- EXERCISES:
(a) Rewrite the passage of the post on C# and VB.NET performance starting with "I don’t think" and going on through "scalable web site.", putting "nurse" in place of "pharmacist".
(b) According to the post on C# and VB.NET performance, why wasn't the pharmacist's application scalable? Answer in one to three sentences.
(c) In the post on C# and VB.NET performance, what did the pharmacist's ASP.NET application track?

(Beginning of EXCERPT TO READ)

Friday, September 3, 2004 by scott
I listened to the .NET Rocks episode with Jeff Richter this week. At one point, Jeff made a comment about C# having an inherent performance benefit over VB.NET. About two beats after Jeff finishes the statement you hear Carl suck in air. I think he wanted to explode at this point but winced instead.

Carl is a fervent supporter of VB.NET and dispels all sorts of myths about the language. Carl told Jeff he didn’t agree, but didn't start a debate. Jeff commands a great deal of respect in the .NET community, as well he should, but I think the truth is somewhere in the middle.

I don’t think the C# code from a competent, professional programmer would show a noticeable difference when compared to the performance of the same implementation written by a competent pro in VB.NET. When it comes to the hobbyist who doesn’t know what “option strict” does, (and doesn’t care) however, this is where you see the spread.

About one year ago I met a pharmacist who wrote an application in ASP.NET. The application tracked drug-drug interactions for patient safety. It was a great implementation of the pharmacist’s domain knowledge. The application worked. Would I have shrink-wrapped the code and put up for sale? No. Was it scalable? No – but, the point is, this fellow was putting his expertise to work, and his expertise wasn’t in building a scalable web site.

(End of EXCERPT TO READ)
(Beginning of SUPPLIED RECORDS)

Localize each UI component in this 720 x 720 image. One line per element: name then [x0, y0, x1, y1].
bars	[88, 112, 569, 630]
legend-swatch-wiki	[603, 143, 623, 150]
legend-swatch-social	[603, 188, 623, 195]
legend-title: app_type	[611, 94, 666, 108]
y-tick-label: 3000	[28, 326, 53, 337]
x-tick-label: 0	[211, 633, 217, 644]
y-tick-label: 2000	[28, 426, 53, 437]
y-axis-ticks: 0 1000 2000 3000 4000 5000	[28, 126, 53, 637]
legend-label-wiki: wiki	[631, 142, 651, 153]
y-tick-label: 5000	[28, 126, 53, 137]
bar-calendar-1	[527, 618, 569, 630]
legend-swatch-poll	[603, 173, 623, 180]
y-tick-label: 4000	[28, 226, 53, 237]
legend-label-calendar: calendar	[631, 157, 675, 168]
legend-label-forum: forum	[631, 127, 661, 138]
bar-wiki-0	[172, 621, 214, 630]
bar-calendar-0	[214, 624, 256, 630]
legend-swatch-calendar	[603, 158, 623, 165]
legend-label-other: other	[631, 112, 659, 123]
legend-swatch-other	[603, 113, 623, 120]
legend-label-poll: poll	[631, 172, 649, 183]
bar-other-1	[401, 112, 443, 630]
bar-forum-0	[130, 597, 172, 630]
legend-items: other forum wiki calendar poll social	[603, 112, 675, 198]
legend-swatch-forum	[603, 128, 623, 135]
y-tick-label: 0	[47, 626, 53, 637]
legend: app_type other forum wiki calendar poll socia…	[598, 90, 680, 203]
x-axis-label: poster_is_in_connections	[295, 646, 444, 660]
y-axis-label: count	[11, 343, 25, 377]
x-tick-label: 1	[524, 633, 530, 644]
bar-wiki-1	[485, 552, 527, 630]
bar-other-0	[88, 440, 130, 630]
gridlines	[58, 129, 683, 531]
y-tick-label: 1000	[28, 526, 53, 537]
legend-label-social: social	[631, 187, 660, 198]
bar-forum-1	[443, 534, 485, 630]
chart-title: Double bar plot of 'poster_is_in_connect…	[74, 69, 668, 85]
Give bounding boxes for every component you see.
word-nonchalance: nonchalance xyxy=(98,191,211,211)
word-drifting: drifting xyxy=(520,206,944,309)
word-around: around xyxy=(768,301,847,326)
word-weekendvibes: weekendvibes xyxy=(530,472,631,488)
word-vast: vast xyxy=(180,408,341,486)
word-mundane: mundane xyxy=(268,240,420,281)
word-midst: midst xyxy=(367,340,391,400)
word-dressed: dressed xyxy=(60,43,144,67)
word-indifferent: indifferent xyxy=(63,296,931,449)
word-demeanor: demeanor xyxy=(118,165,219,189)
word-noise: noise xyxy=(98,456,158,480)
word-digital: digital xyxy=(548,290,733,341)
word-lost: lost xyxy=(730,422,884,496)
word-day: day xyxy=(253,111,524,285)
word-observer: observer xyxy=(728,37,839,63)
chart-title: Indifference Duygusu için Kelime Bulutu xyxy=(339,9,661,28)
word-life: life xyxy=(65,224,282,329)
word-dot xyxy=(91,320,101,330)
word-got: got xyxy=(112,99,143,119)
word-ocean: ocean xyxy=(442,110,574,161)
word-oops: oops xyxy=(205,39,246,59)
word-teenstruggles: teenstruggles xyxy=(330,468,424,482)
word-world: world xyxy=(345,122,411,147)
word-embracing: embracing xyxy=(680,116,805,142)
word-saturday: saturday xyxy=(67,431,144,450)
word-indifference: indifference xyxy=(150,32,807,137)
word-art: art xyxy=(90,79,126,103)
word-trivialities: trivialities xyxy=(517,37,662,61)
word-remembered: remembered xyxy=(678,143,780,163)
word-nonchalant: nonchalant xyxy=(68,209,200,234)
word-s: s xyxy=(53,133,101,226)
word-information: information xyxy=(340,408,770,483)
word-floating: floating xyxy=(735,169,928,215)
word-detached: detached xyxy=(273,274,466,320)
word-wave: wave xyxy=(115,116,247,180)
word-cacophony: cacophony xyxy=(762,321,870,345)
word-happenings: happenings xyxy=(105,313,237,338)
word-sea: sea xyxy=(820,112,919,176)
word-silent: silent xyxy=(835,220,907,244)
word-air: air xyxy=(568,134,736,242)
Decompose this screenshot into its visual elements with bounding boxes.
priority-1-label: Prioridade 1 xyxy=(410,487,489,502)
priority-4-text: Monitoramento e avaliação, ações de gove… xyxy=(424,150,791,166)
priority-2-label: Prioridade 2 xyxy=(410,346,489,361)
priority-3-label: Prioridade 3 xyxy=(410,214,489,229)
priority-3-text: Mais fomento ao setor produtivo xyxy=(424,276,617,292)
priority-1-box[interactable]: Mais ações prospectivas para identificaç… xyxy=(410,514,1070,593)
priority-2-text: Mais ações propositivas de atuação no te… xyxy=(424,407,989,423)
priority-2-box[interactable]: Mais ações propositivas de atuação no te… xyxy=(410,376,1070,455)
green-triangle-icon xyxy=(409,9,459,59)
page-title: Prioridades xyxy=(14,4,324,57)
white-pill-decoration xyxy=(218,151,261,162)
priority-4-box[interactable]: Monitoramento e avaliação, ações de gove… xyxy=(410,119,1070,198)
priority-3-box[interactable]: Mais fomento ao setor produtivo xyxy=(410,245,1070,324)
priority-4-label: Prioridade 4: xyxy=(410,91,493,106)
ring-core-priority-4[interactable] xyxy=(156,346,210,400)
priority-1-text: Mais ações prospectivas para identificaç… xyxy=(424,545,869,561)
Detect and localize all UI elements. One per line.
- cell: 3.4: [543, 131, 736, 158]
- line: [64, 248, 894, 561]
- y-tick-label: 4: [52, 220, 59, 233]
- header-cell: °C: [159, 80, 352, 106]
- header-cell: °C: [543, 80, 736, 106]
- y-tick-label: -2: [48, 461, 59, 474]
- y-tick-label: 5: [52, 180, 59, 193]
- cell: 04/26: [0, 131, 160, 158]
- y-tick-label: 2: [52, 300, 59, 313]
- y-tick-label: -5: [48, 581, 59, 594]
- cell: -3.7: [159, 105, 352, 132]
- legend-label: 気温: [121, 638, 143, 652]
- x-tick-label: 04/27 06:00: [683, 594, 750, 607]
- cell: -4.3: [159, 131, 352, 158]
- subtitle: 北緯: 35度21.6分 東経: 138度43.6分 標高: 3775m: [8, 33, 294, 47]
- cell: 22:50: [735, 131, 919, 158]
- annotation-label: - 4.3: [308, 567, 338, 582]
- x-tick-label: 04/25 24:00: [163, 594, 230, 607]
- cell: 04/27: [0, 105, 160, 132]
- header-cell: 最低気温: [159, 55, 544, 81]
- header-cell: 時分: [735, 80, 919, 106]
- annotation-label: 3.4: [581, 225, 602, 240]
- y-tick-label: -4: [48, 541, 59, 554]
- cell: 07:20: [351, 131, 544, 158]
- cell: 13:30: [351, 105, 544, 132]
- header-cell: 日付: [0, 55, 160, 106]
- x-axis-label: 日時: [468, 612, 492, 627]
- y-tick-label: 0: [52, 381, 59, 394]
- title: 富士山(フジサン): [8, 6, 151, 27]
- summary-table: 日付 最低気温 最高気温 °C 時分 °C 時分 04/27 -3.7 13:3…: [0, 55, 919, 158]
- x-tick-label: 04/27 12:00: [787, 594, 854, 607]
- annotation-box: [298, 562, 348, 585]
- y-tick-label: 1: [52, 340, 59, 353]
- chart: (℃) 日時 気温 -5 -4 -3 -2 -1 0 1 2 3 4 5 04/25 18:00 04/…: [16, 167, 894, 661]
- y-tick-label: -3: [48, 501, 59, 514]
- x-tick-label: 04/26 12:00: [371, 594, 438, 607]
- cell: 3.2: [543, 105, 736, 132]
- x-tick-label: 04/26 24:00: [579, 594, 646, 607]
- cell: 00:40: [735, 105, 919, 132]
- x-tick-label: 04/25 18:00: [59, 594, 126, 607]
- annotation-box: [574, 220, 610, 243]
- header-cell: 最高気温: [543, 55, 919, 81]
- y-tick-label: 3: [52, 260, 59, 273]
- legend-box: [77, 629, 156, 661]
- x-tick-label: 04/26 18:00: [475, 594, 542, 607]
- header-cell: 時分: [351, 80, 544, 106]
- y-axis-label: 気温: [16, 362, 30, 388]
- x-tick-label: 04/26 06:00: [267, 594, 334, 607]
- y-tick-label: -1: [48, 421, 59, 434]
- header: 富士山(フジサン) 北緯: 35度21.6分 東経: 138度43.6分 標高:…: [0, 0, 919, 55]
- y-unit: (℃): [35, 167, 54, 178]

(End of SUPPLIED RECORDS)

- RESPONSES IN ORDER:
(a)
I don’t think the C# code from a competent, professional programmer would show a noticeable difference when compared to the performance of the same implementation written by a competent pro in VB.NET. When it comes to the hobbyist who doesn’t know what “option strict” does, (and doesn’t care) however, this is where you see the spread.

About one year ago I met a nurse who wrote an application in ASP.NET. The application tracked drug-drug interactions for patient safety. It was a great implementation of the nurse’s domain knowledge. The application worked. Would I have shrink-wrapped the code and put up for sale? No. Was it scalable? No – but, the point is, this fellow was putting his expertise to work, and his expertise wasn’t in building a scalable web site.

(b) The pharmacist's expertise was not in building a scalable web site. He was putting his knowledge of his own field to work in the application.

(c) It tracked drug-drug interactions for patient safety.